> _Set task_: Filter the entries below, keeping every line that has the word "text".

> _Data to process_:
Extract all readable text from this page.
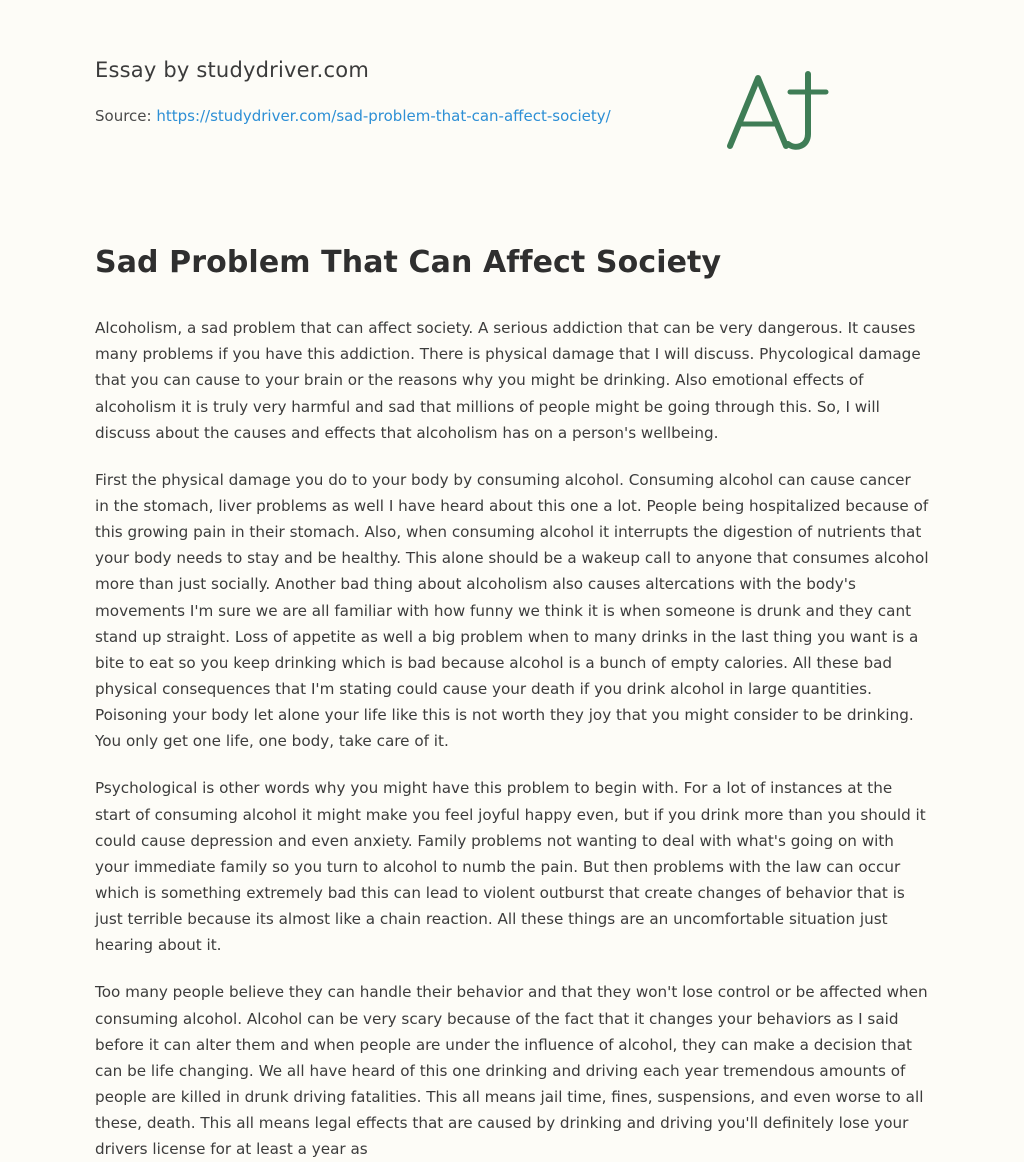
Essay by studydriver.com
Source: https://studydriver.com/sad-problem-that-can-affect-society/
Sad Problem That Can Affect Society

Alcoholism, a sad problem that can affect society. A serious addiction that can be very dangerous. It causes many problems if you have this addiction. There is physical damage that I will discuss. Phycological damage that you can cause to your brain or the reasons why you might be drinking. Also emotional effects of alcoholism it is truly very harmful and sad that millions of people might be going through this. So, I will discuss about the causes and effects that alcoholism has on a person's wellbeing.

First the physical damage you do to your body by consuming alcohol. Consuming alcohol can cause cancer in the stomach, liver problems as well I have heard about this one a lot. People being hospitalized because of this growing pain in their stomach. Also, when consuming alcohol it interrupts the digestion of nutrients that your body needs to stay and be healthy. This alone should be a wakeup call to anyone that consumes alcohol more than just socially. Another bad thing about alcoholism also causes altercations with the body's movements I'm sure we are all familiar with how funny we think it is when someone is drunk and they cant stand up straight. Loss of appetite as well a big problem when to many drinks in the last thing you want is a bite to eat so you keep drinking which is bad because alcohol is a bunch of empty calories. All these bad physical consequences that I'm stating could cause your death if you drink alcohol in large quantities. Poisoning your body let alone your life like this is not worth they joy that you might consider to be drinking. You only get one life, one body, take care of it.

Psychological is other words why you might have this problem to begin with. For a lot of instances at the start of consuming alcohol it might make you feel joyful happy even, but if you drink more than you should it could cause depression and even anxiety. Family problems not wanting to deal with what's going on with your immediate family so you turn to alcohol to numb the pain. But then problems with the law can occur which is something extremely bad this can lead to violent outburst that create changes of behavior that is just terrible because its almost like a chain reaction. All these things are an uncomfortable situation just hearing about it.

Too many people believe they can handle their behavior and that they won't lose control or be affected when consuming alcohol. Alcohol can be very scary because of the fact that it changes your behaviors as I said before it can alter them and when people are under the influence of alcohol, they can make a decision that can be life changing. We all have heard of this one drinking and driving each year tremendous amounts of people are killed in drunk driving fatalities. This all means jail time, fines, suspensions, and even worse to all these, death. This all means legal effects that are caused by drinking and driving you'll definitely lose your drivers license for at least a year as
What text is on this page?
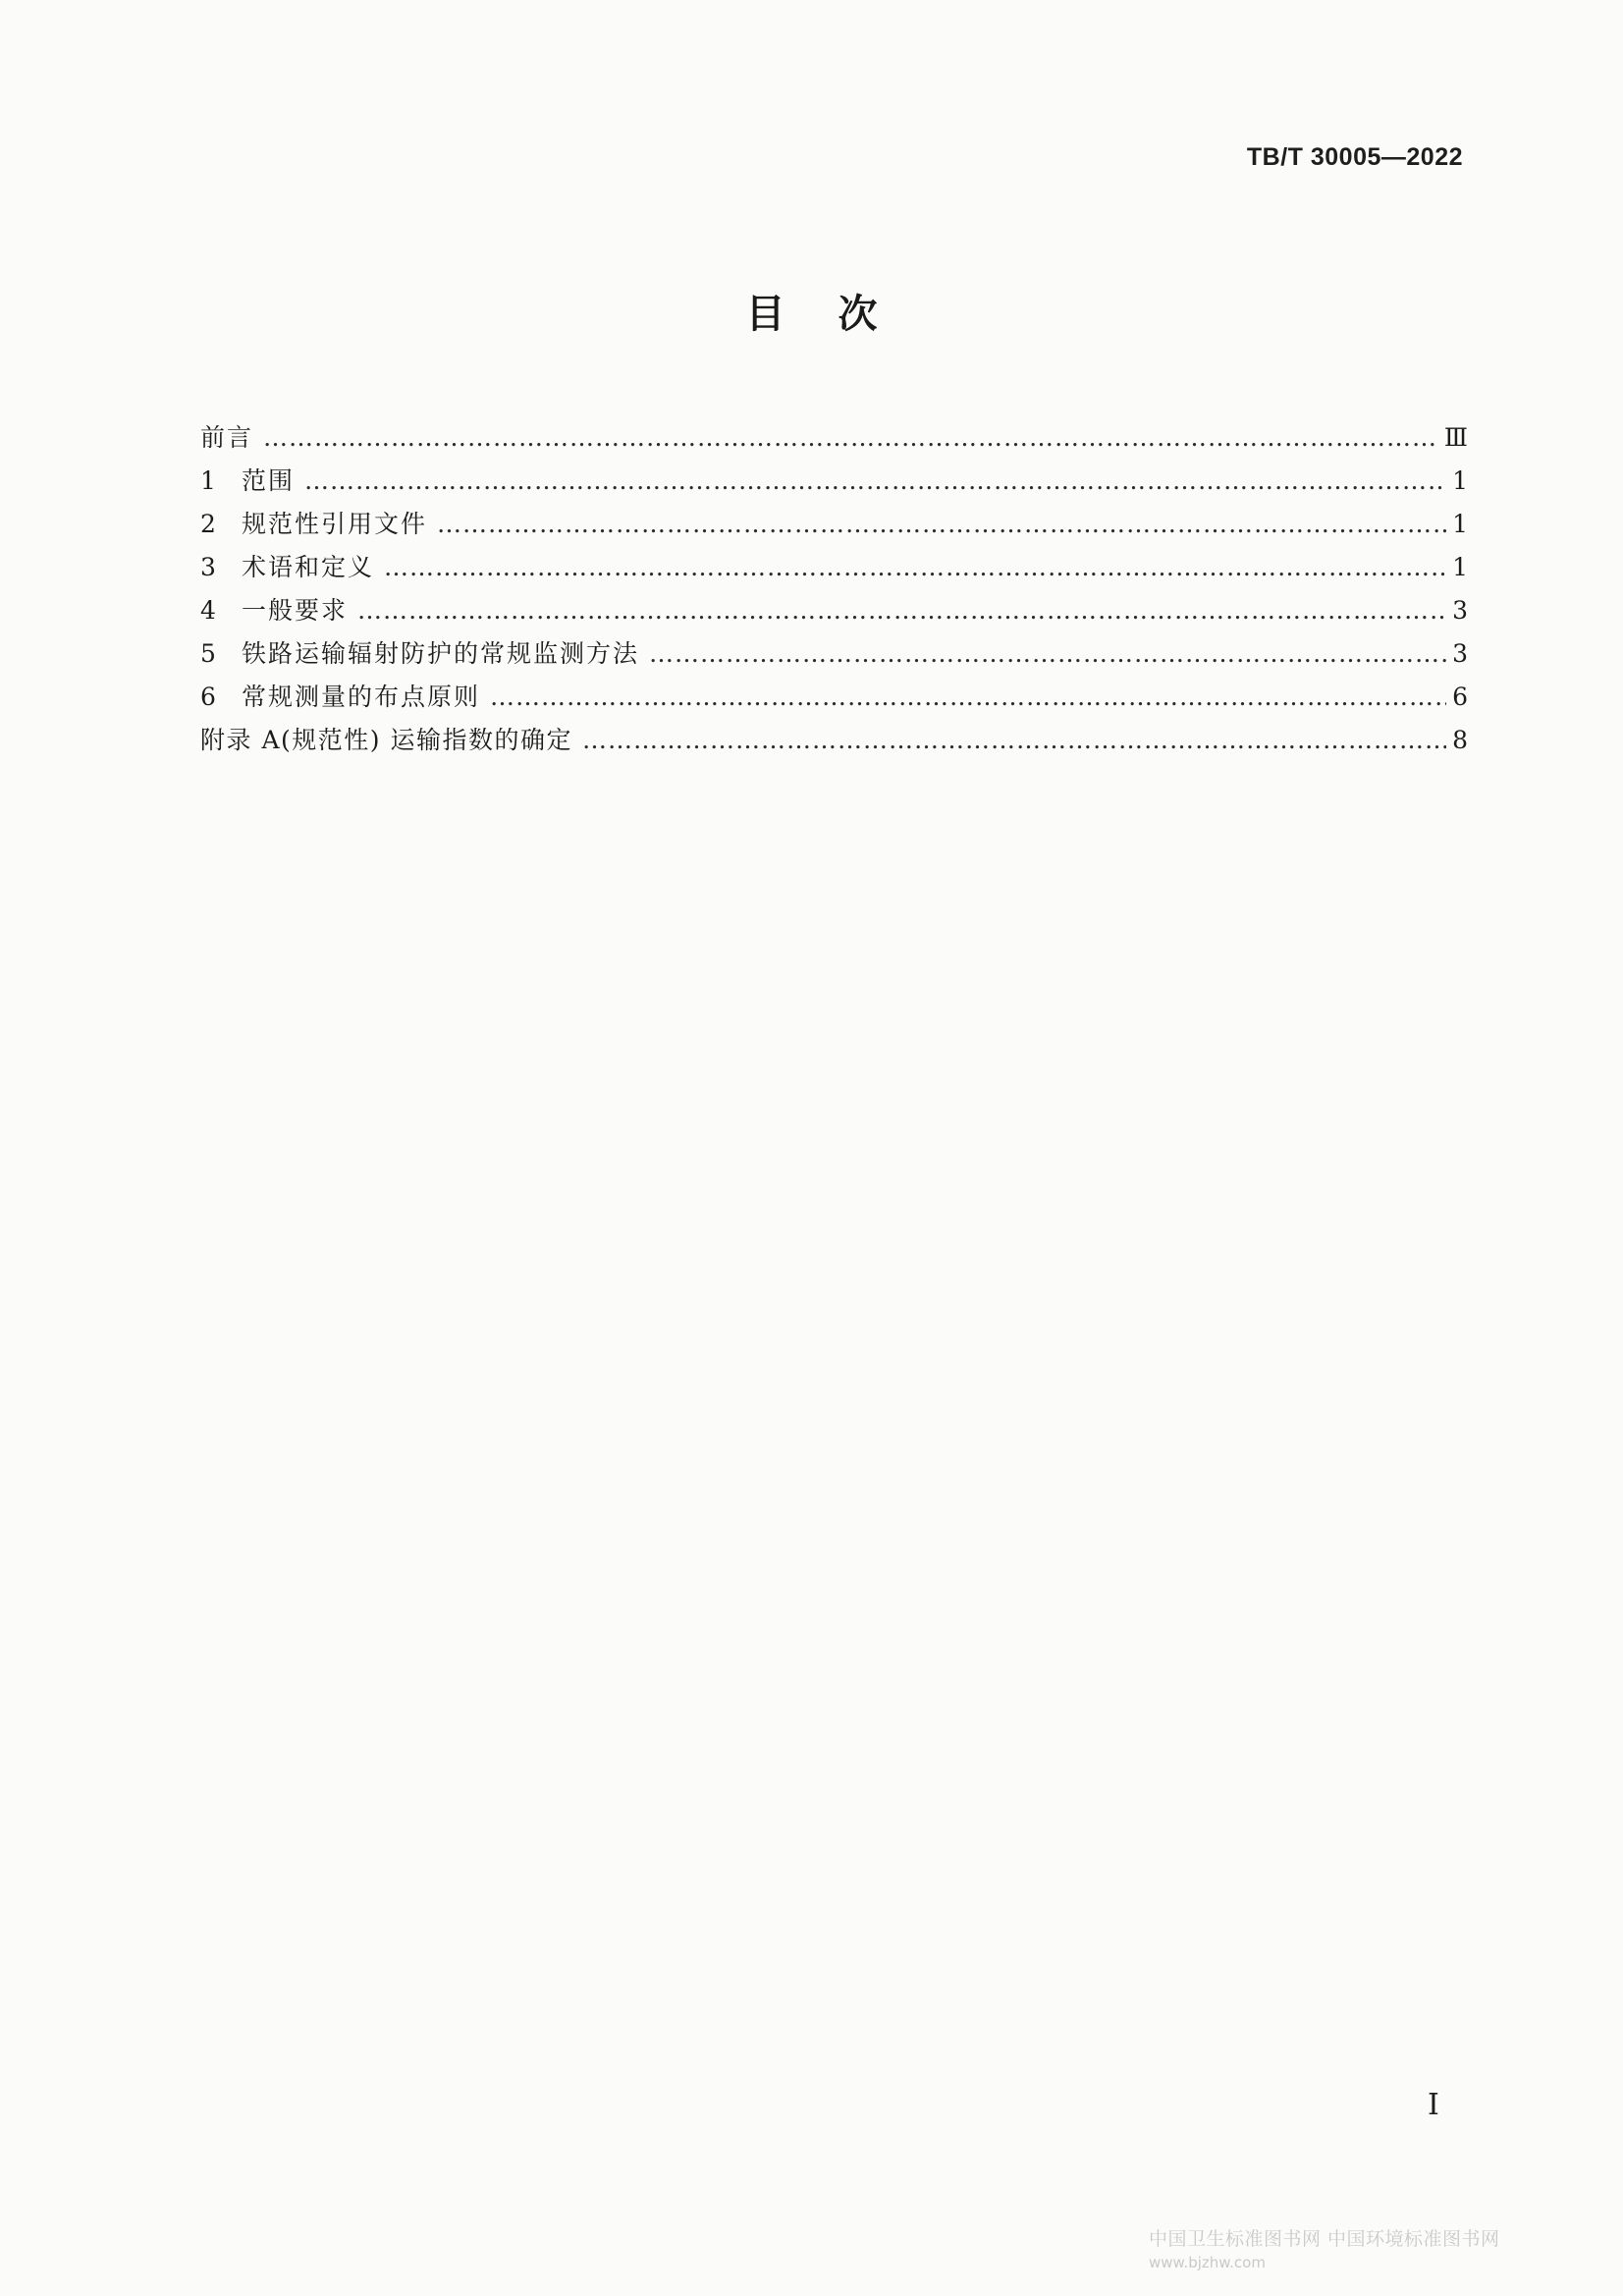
TB/T 30005—2022
目次
前言 …………………………………………………………………………………………………………………………………………………………………………………………………………………………	Ⅲ
1	范围 …………………………………………………………………………………………………………………………………………………………………………………………………………………………	1
2	规范性引用文件 …………………………………………………………………………………………………………………………………………………………………………………………………………………………	1
3	术语和定义 …………………………………………………………………………………………………………………………………………………………………………………………………………………………	1
4	一般要求 …………………………………………………………………………………………………………………………………………………………………………………………………………………………	3
5	铁路运输辐射防护的常规监测方法 …………………………………………………………………………………………………………………………………………………………………………………………………………………………	3
6	常规测量的布点原则 …………………………………………………………………………………………………………………………………………………………………………………………………………………………	6
附录 A(规范性) 运输指数的确定 …………………………………………………………………………………………………………………………………………………………………………………………………………………………	8
I
中国卫生标准图书网 中国环境标准图书网
www.bjzhw.com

> _Solution to the problem_:
Extract all readable text from this page.
What text is on this page?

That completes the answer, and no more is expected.